▶ [PROBLEM DESCRIPTION]: Go through the data and copy every line exactly, but not the images.

-- RECORDS PROVIDED start --

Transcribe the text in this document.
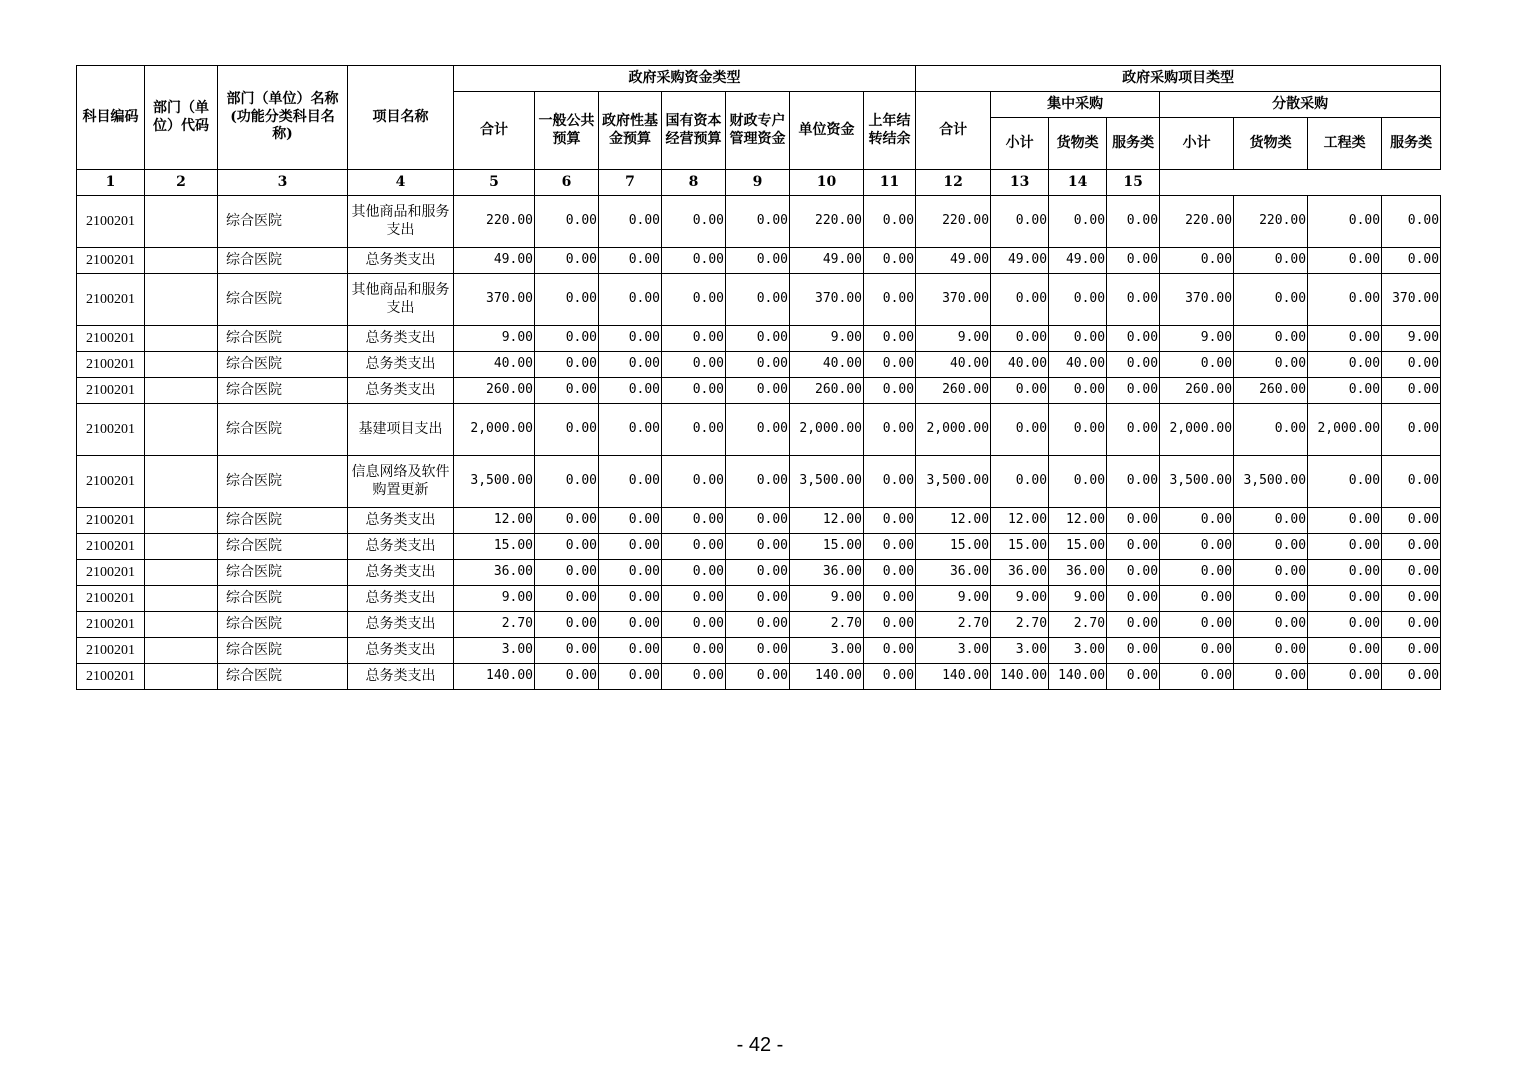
科目编码	部门（单位）代码	部门（单位）名称(功能分类科目名称)	项目名称	政府采购资金类型							政府采购项目类型							
				合计	一般公共预算	政府性基金预算	国有资本经营预算	财政专户管理资金	单位资金	上年结转结余	合计	集中采购			分散采购			
												小计	货物类	服务类	小计	货物类	工程类	服务类
1	2	3	4	5	6	7	8	9	10	11	12	13	14	15				
2100201		综合医院	其他商品和服务支出	220.00	0.00	0.00	0.00	0.00	220.00	0.00	220.00	0.00	0.00	0.00	220.00	220.00	0.00	0.00
2100201		综合医院	总务类支出	49.00	0.00	0.00	0.00	0.00	49.00	0.00	49.00	49.00	49.00	0.00	0.00	0.00	0.00	0.00
2100201		综合医院	其他商品和服务支出	370.00	0.00	0.00	0.00	0.00	370.00	0.00	370.00	0.00	0.00	0.00	370.00	0.00	0.00	370.00
2100201		综合医院	总务类支出	9.00	0.00	0.00	0.00	0.00	9.00	0.00	9.00	0.00	0.00	0.00	9.00	0.00	0.00	9.00
2100201		综合医院	总务类支出	40.00	0.00	0.00	0.00	0.00	40.00	0.00	40.00	40.00	40.00	0.00	0.00	0.00	0.00	0.00
2100201		综合医院	总务类支出	260.00	0.00	0.00	0.00	0.00	260.00	0.00	260.00	0.00	0.00	0.00	260.00	260.00	0.00	0.00
2100201		综合医院	基建项目支出	2,000.00	0.00	0.00	0.00	0.00	2,000.00	0.00	2,000.00	0.00	0.00	0.00	2,000.00	0.00	2,000.00	0.00
2100201		综合医院	信息网络及软件购置更新	3,500.00	0.00	0.00	0.00	0.00	3,500.00	0.00	3,500.00	0.00	0.00	0.00	3,500.00	3,500.00	0.00	0.00
2100201		综合医院	总务类支出	12.00	0.00	0.00	0.00	0.00	12.00	0.00	12.00	12.00	12.00	0.00	0.00	0.00	0.00	0.00
2100201		综合医院	总务类支出	15.00	0.00	0.00	0.00	0.00	15.00	0.00	15.00	15.00	15.00	0.00	0.00	0.00	0.00	0.00
2100201		综合医院	总务类支出	36.00	0.00	0.00	0.00	0.00	36.00	0.00	36.00	36.00	36.00	0.00	0.00	0.00	0.00	0.00
2100201		综合医院	总务类支出	9.00	0.00	0.00	0.00	0.00	9.00	0.00	9.00	9.00	9.00	0.00	0.00	0.00	0.00	0.00
2100201		综合医院	总务类支出	2.70	0.00	0.00	0.00	0.00	2.70	0.00	2.70	2.70	2.70	0.00	0.00	0.00	0.00	0.00
2100201		综合医院	总务类支出	3.00	0.00	0.00	0.00	0.00	3.00	0.00	3.00	3.00	3.00	0.00	0.00	0.00	0.00	0.00
2100201		综合医院	总务类支出	140.00	0.00	0.00	0.00	0.00	140.00	0.00	140.00	140.00	140.00	0.00	0.00	0.00	0.00	0.00
- 42 -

-- RECORDS PROVIDED end --

▶ [IN RESPONSE]:
Transcribe the text in this document.
科目编码	部门（单位）代码	部门（单位）名称(功能分类科目名称)	项目名称	政府采购资金类型							政府采购项目类型							
				合计	一般公共预算	政府性基金预算	国有资本经营预算	财政专户管理资金	单位资金	上年结转结余	合计	集中采购			分散采购			
												小计	货物类	服务类	小计	货物类	工程类	服务类
1	2	3	4	5	6	7	8	9	10	11	12	13	14	15				
2100201		综合医院	其他商品和服务支出	220.00	0.00	0.00	0.00	0.00	220.00	0.00	220.00	0.00	0.00	0.00	220.00	220.00	0.00	0.00
2100201		综合医院	总务类支出	49.00	0.00	0.00	0.00	0.00	49.00	0.00	49.00	49.00	49.00	0.00	0.00	0.00	0.00	0.00
2100201		综合医院	其他商品和服务支出	370.00	0.00	0.00	0.00	0.00	370.00	0.00	370.00	0.00	0.00	0.00	370.00	0.00	0.00	370.00
2100201		综合医院	总务类支出	9.00	0.00	0.00	0.00	0.00	9.00	0.00	9.00	0.00	0.00	0.00	9.00	0.00	0.00	9.00
2100201		综合医院	总务类支出	40.00	0.00	0.00	0.00	0.00	40.00	0.00	40.00	40.00	40.00	0.00	0.00	0.00	0.00	0.00
2100201		综合医院	总务类支出	260.00	0.00	0.00	0.00	0.00	260.00	0.00	260.00	0.00	0.00	0.00	260.00	260.00	0.00	0.00
2100201		综合医院	基建项目支出	2,000.00	0.00	0.00	0.00	0.00	2,000.00	0.00	2,000.00	0.00	0.00	0.00	2,000.00	0.00	2,000.00	0.00
2100201		综合医院	信息网络及软件购置更新	3,500.00	0.00	0.00	0.00	0.00	3,500.00	0.00	3,500.00	0.00	0.00	0.00	3,500.00	3,500.00	0.00	0.00
2100201		综合医院	总务类支出	12.00	0.00	0.00	0.00	0.00	12.00	0.00	12.00	12.00	12.00	0.00	0.00	0.00	0.00	0.00
2100201		综合医院	总务类支出	15.00	0.00	0.00	0.00	0.00	15.00	0.00	15.00	15.00	15.00	0.00	0.00	0.00	0.00	0.00
2100201		综合医院	总务类支出	36.00	0.00	0.00	0.00	0.00	36.00	0.00	36.00	36.00	36.00	0.00	0.00	0.00	0.00	0.00
2100201		综合医院	总务类支出	9.00	0.00	0.00	0.00	0.00	9.00	0.00	9.00	9.00	9.00	0.00	0.00	0.00	0.00	0.00
2100201		综合医院	总务类支出	2.70	0.00	0.00	0.00	0.00	2.70	0.00	2.70	2.70	2.70	0.00	0.00	0.00	0.00	0.00
2100201		综合医院	总务类支出	3.00	0.00	0.00	0.00	0.00	3.00	0.00	3.00	3.00	3.00	0.00	0.00	0.00	0.00	0.00
2100201		综合医院	总务类支出	140.00	0.00	0.00	0.00	0.00	140.00	0.00	140.00	140.00	140.00	0.00	0.00	0.00	0.00	0.00
- 42 -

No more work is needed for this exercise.